::: RECORDS SUPPLIED :::
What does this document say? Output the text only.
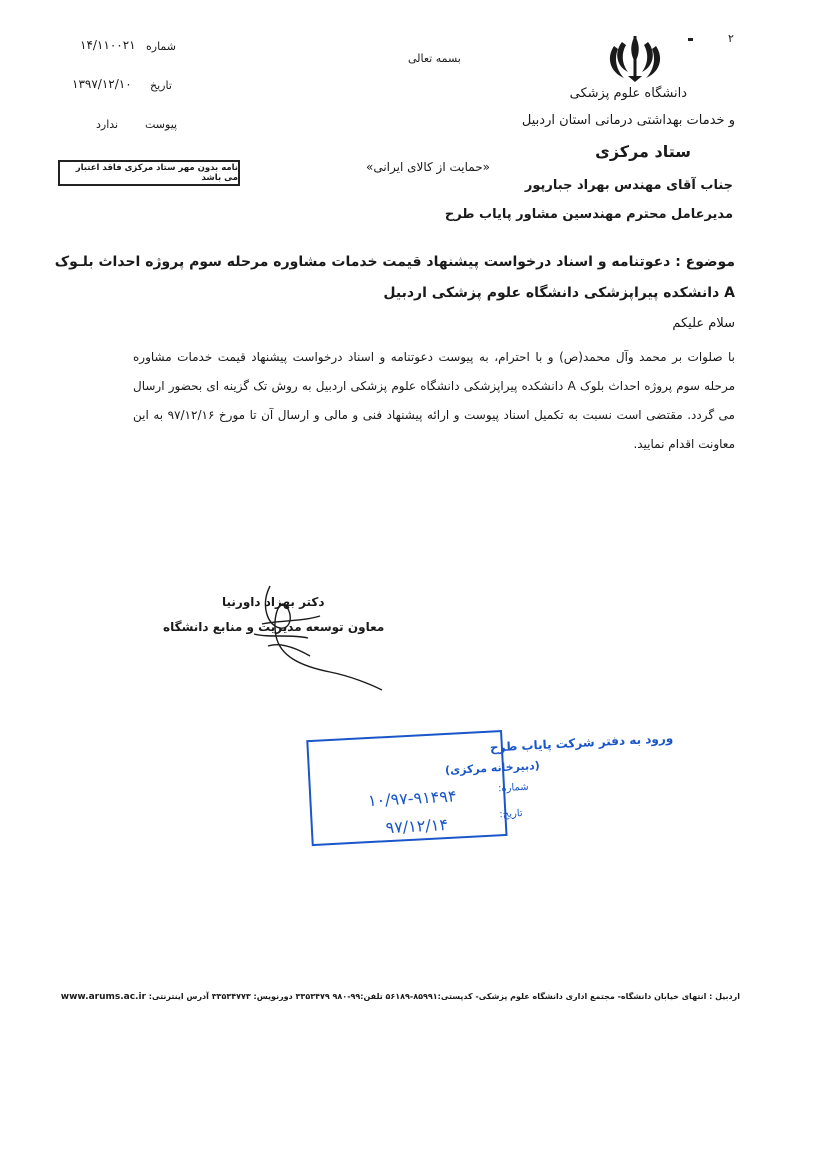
دانشگاه علوم پزشکی
و خدمات بهداشتی درمانی استان اردبیل
ستاد مرکزی
٢
بسمه تعالی
«حمایت از کالای ایرانی»
شماره
۱۴/۱۱۰۰۲۱
تاریخ
۱۳۹۷/۱۲/۱۰
پیوست
ندارد
نامه بدون مهر ستاد مرکزی فاقد اعتبار می باشد	جناب آقای مهندس بهراد جبارپور
مدیرعامل محترم مهندسین مشاور پایاب طرح
موضوع : دعوتنامه و اسناد درخواست پیشنهاد قیمت خدمات مشاوره مرحله سوم پروژه احداث بلـوک
A دانشکده پیراپزشکی دانشگاه علوم پزشکی اردبیل
سلام علیکم
با صلوات بر محمد وآل محمد(ص) و با احترام، به پیوست دعوتنامه و اسناد درخواست پیشنهاد قیمت خدمات مشاوره مرحله سوم پروژه احداث بلوک A دانشکده پیراپزشکی دانشگاه علوم پزشکی اردبیل به روش تک گزینه ای بحضور ارسال می گردد. مقتضی است نسبت به تکمیل اسناد پیوست و ارائه پیشنهاد فنی و مالی و ارسال آن تا مورخ ۹۷/۱۲/۱۶ به این معاونت اقدام نمایید.
دکتر بهزاد داورنیا
معاون توسعه مدیریت و منابع دانشگاه
ورود به دفتر شرکت پایاب طرح
(دبیرخانه مرکزی)
شماره:
۱۰/۹۷-۹۱۴۹۴
تاریخ:
۹۷/۱۲/۱۴
اردبیل : انتهای خیابان دانشگاه- مجتمع اداری دانشگاه علوم پزشکی- کدپستی:۸۵۹۹۱-۵۶۱۸۹ تلفن:۹۹-۹۸۰ ۳۳۵۳۴۷۹ دورنویس: ۳۳۵۳۴۷۷۳ آدرس اینترنتی: www.arums.ac.ir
:::
> [WHAT YOU ARE ASKED TO DO]: Every record is to be reproduced exactly, with no pictures included.

> [EXERCISE ANSWER]:
What does this document say? Output the text only.
دانشگاه علوم پزشکی
و خدمات بهداشتی درمانی استان اردبیل
ستاد مرکزی
٢
بسمه تعالی
«حمایت از کالای ایرانی»
شماره
۱۴/۱۱۰۰۲۱
تاریخ
۱۳۹۷/۱۲/۱۰
پیوست
ندارد
نامه بدون مهر ستاد مرکزی فاقد اعتبار می باشد	جناب آقای مهندس بهراد جبارپور
مدیرعامل محترم مهندسین مشاور پایاب طرح
موضوع : دعوتنامه و اسناد درخواست پیشنهاد قیمت خدمات مشاوره مرحله سوم پروژه احداث بلـوک
A دانشکده پیراپزشکی دانشگاه علوم پزشکی اردبیل
سلام علیکم
با صلوات بر محمد وآل محمد(ص) و با احترام، به پیوست دعوتنامه و اسناد درخواست پیشنهاد قیمت خدمات مشاوره مرحله سوم پروژه احداث بلوک A دانشکده پیراپزشکی دانشگاه علوم پزشکی اردبیل به روش تک گزینه ای بحضور ارسال می گردد. مقتضی است نسبت به تکمیل اسناد پیوست و ارائه پیشنهاد فنی و مالی و ارسال آن تا مورخ ۹۷/۱۲/۱۶ به این معاونت اقدام نمایید.
دکتر بهزاد داورنیا
معاون توسعه مدیریت و منابع دانشگاه
ورود به دفتر شرکت پایاب طرح
(دبیرخانه مرکزی)
شماره:
۱۰/۹۷-۹۱۴۹۴
تاریخ:
۹۷/۱۲/۱۴
اردبیل : انتهای خیابان دانشگاه- مجتمع اداری دانشگاه علوم پزشکی- کدپستی:۸۵۹۹۱-۵۶۱۸۹ تلفن:۹۹-۹۸۰ ۳۳۵۳۴۷۹ دورنویس: ۳۳۵۳۴۷۷۳ آدرس اینترنتی: www.arums.ac.ir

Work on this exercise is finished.